[Dataset excerpt]
-- start --

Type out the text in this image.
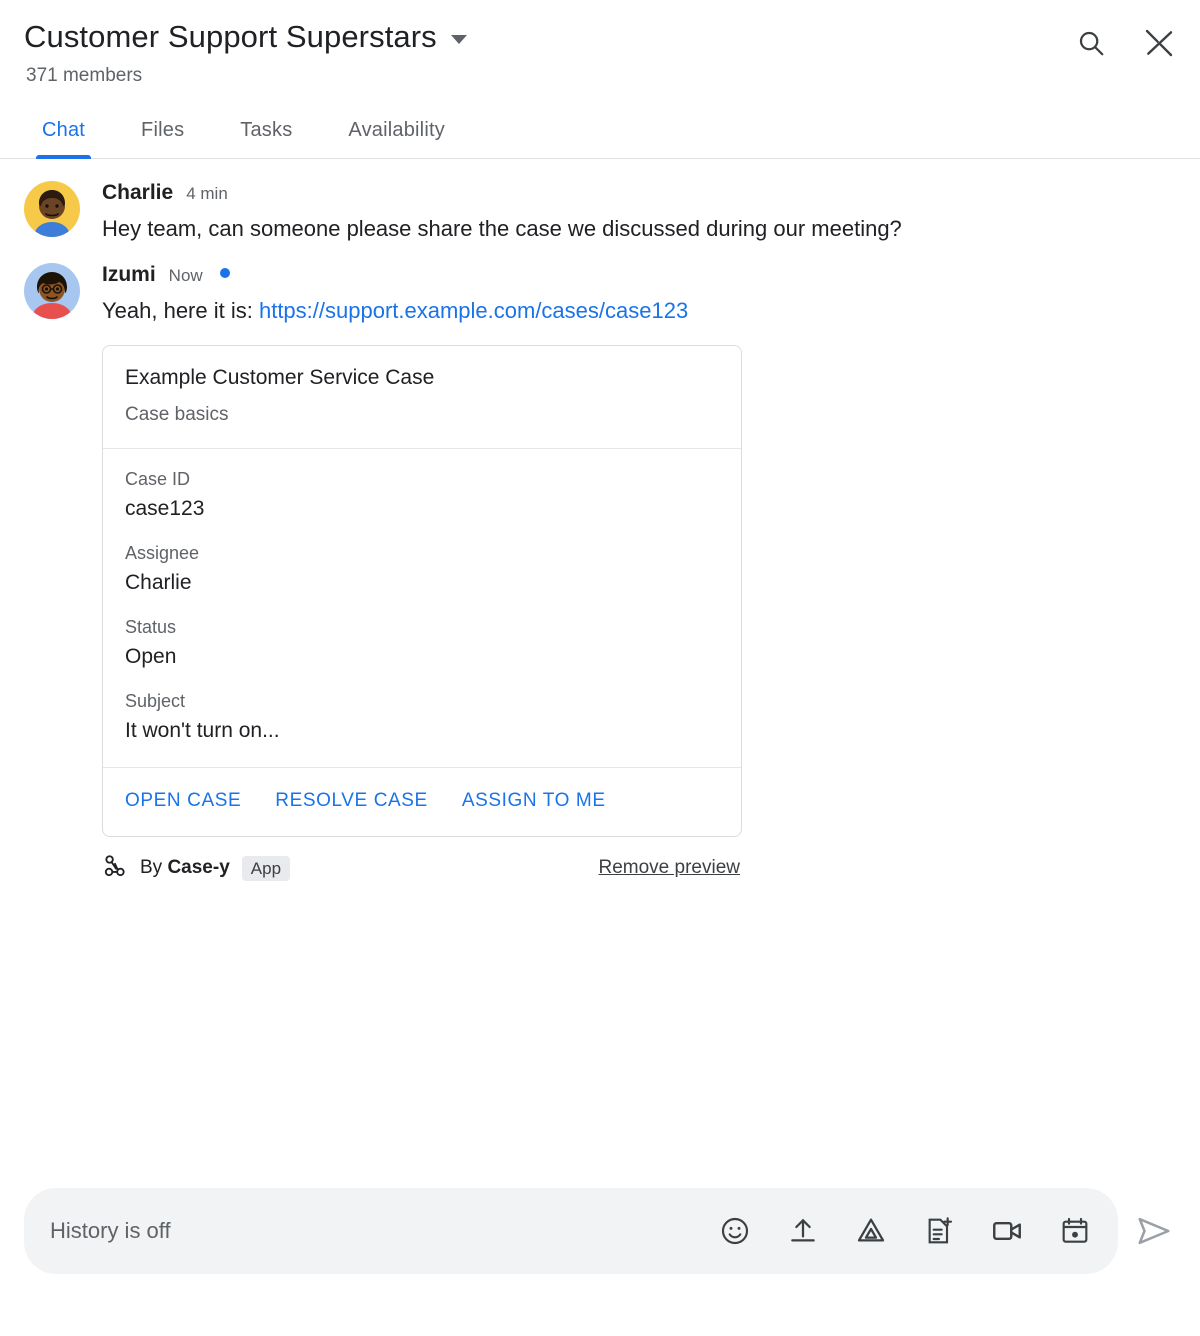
Customer Support Superstars
371 members
Chat	Files	Tasks	Availability
Charlie 4 min
Hey team, can someone please share the case we discussed during our meeting?
Izumi Now
Yeah, here it is: https://support.example.com/cases/case123
Example Customer Service Case
Case basics
Case ID
case123
Assignee
Charlie
Status
Open
Subject
It won't turn on...
OPEN CASE RESOLVE CASE ASSIGN TO ME
By Case-y	App	Remove preview
History is off
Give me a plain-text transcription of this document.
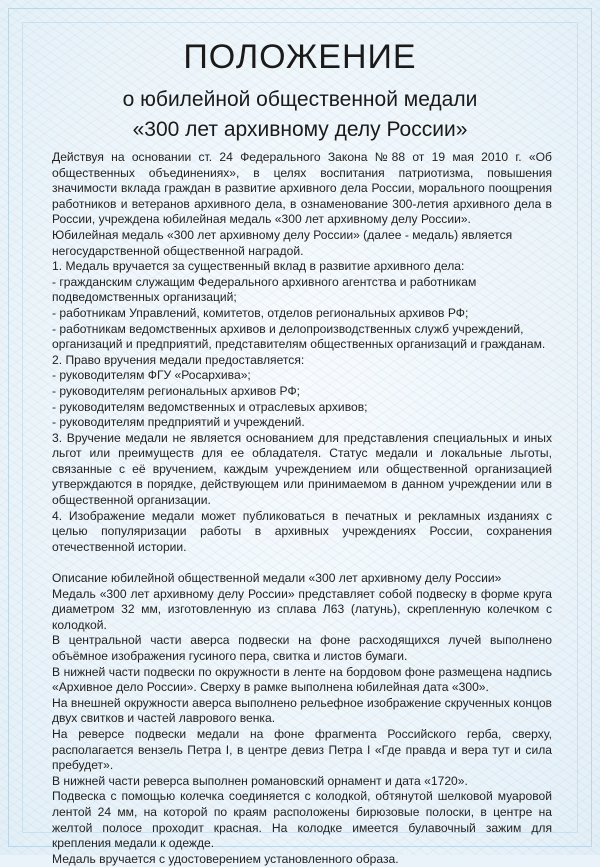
ПОЛОЖЕНИЕ
о юбилейной общественной медали
«300 лет архивному делу России»

Действуя на основании ст. 24 Федерального Закона №88 от 19 мая 2010 г. «Об общественных объединениях», в целях воспитания патриотизма, повышения значимости вклада граждан в развитие архивного дела России, морального поощрения работников и ветеранов архивного дела, в ознаменование 300-летия архивного дела в России, учреждена юбилейная медаль «300 лет архивному делу России».

Юбилейная медаль «300 лет архивному делу России» (далее - медаль) является негосударственной общественной наградой.

1. Медаль вручается за существенный вклад в развитие архивного дела:

- гражданским служащим Федерального архивного агентства и работникам подведомственных организаций;

- работникам Управлений, комитетов, отделов региональных архивов РФ;

- работникам ведомственных архивов и делопроизводственных служб учреждений, организаций и предприятий, представителям общественных организаций и гражданам.

2. Право вручения медали предоставляется:

- руководителям ФГУ «Росархива»;

- руководителям региональных архивов РФ;

- руководителям ведомственных и отраслевых архивов;

- руководителям предприятий и учреждений.

3. Вручение медали не является основанием для представления специальных и иных льгот или преимуществ для ее обладателя. Статус медали и локальные льготы, связанные с её вручением, каждым учреждением или общественной организацией утверждаются в порядке, действующем или принимаемом в данном учреждении или в общественной организации.

4. Изображение медали может публиковаться в печатных и рекламных изданиях с целью популяризации работы в архивных учреждениях России, сохранения отечественной истории.

Описание юбилейной общественной медали «300 лет архивному делу России»

Медаль «300 лет архивному делу России» представляет собой подвеску в форме круга диаметром 32 мм, изготовленную из сплава Л63 (латунь), скрепленную колечком с колодкой.

В центральной части аверса подвески на фоне расходящихся лучей выполнено объёмное изображения гусиного пера, свитка и листов бумаги.

В нижней части подвески по окружности в ленте на бордовом фоне размещена надпись «Архивное дело России». Сверху в рамке выполнена юбилейная дата «300».

На внешней окружности аверса выполнено рельефное изображение скрученных концов двух свитков и частей лаврового венка.

На реверсе подвески медали на фоне фрагмента Российского герба, сверху, располагается вензель Петра I, в центре девиз Петра I «Где правда и вера тут и сила пребудет».

В нижней части реверса выполнен романовский орнамент и дата «1720».

Подвеска с помощью колечка соединяется с колодкой, обтянутой шелковой муаровой лентой 24 мм, на которой по краям расположены бирюзовые полоски, в центре на желтой полосе проходит красная. На колодке имеется булавочный зажим для крепления медали к одежде.

Медаль вручается с удостоверением установленного образа.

-- end --

## Description of the task
From the entries above, extract each line containing "дата".

## Answer below
В нижней части подвески по окружности в ленте на бордовом фоне размещена надпись «Архивное дело России». Сверху в рамке выполнена юбилейная дата «300».
В нижней части реверса выполнен романовский орнамент и дата «1720».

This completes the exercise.